[YOUR INSTRUCTIONS] Count the lines below that contain the word "face" and give only the number.

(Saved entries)
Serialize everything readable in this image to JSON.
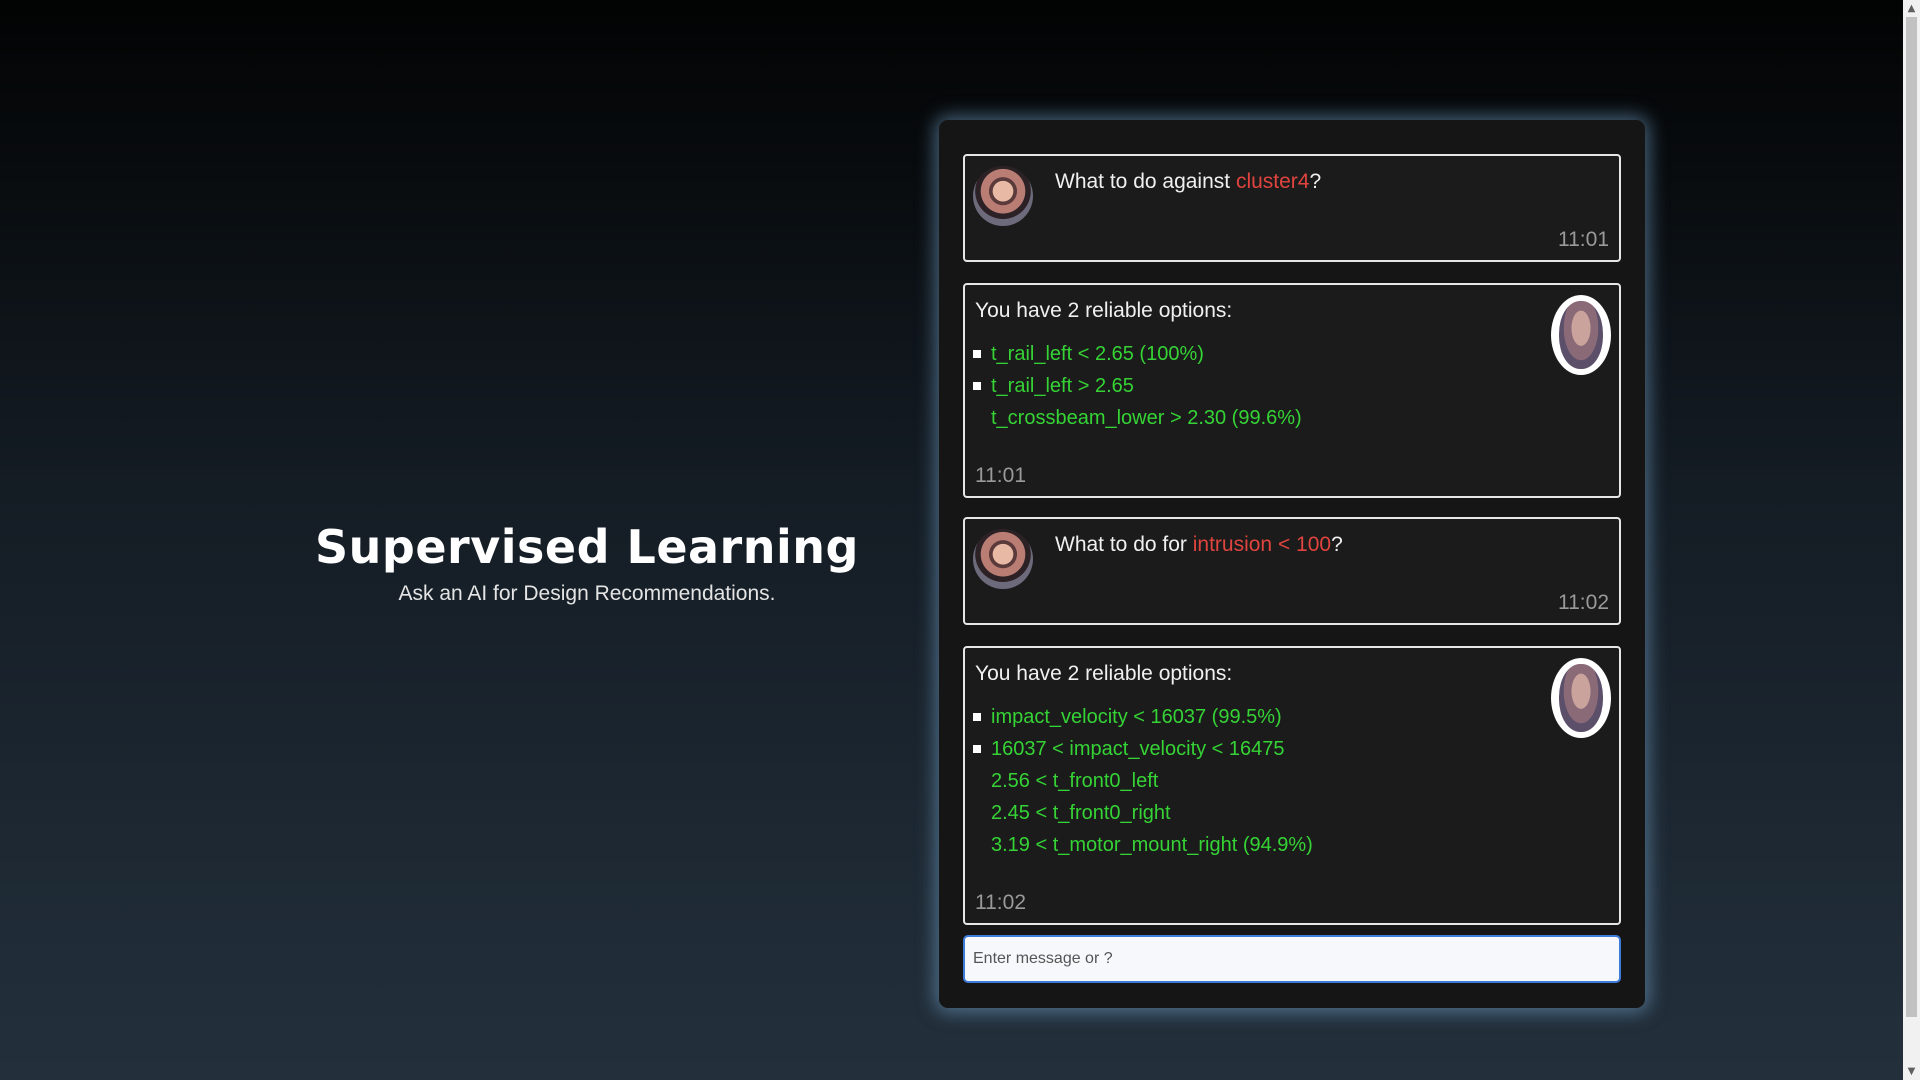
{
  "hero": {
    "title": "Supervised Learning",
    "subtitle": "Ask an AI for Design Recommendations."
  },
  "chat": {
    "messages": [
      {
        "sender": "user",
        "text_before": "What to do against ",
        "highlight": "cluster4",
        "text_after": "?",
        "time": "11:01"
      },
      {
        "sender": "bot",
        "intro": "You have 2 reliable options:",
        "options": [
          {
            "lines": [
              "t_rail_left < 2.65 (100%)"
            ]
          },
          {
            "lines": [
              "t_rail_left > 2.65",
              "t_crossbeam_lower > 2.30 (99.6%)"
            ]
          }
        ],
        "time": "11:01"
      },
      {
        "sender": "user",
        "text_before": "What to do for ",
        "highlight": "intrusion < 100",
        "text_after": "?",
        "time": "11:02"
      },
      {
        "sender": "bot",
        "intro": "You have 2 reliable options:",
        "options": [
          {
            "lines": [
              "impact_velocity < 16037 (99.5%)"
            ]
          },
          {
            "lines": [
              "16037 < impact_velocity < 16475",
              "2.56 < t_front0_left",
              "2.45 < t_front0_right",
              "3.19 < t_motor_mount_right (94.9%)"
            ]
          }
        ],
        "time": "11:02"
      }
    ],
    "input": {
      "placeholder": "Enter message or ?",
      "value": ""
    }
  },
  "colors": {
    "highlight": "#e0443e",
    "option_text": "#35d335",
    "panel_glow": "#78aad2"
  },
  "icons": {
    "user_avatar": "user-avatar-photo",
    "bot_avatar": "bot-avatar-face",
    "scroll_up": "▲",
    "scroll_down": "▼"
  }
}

--

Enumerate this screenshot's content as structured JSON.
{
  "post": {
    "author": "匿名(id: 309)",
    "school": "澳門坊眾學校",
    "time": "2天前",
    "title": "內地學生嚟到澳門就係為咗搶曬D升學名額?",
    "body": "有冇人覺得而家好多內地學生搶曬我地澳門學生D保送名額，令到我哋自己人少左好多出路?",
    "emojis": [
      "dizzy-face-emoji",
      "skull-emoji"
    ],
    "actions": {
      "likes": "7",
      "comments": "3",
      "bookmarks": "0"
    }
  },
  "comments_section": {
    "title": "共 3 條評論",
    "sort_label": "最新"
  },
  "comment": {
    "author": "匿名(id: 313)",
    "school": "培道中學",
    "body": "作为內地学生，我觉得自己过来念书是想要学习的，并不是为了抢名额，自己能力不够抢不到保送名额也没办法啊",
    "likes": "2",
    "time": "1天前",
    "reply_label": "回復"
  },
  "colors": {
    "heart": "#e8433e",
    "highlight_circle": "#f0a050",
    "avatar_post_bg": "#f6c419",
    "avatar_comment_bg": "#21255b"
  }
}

[REPLY] 2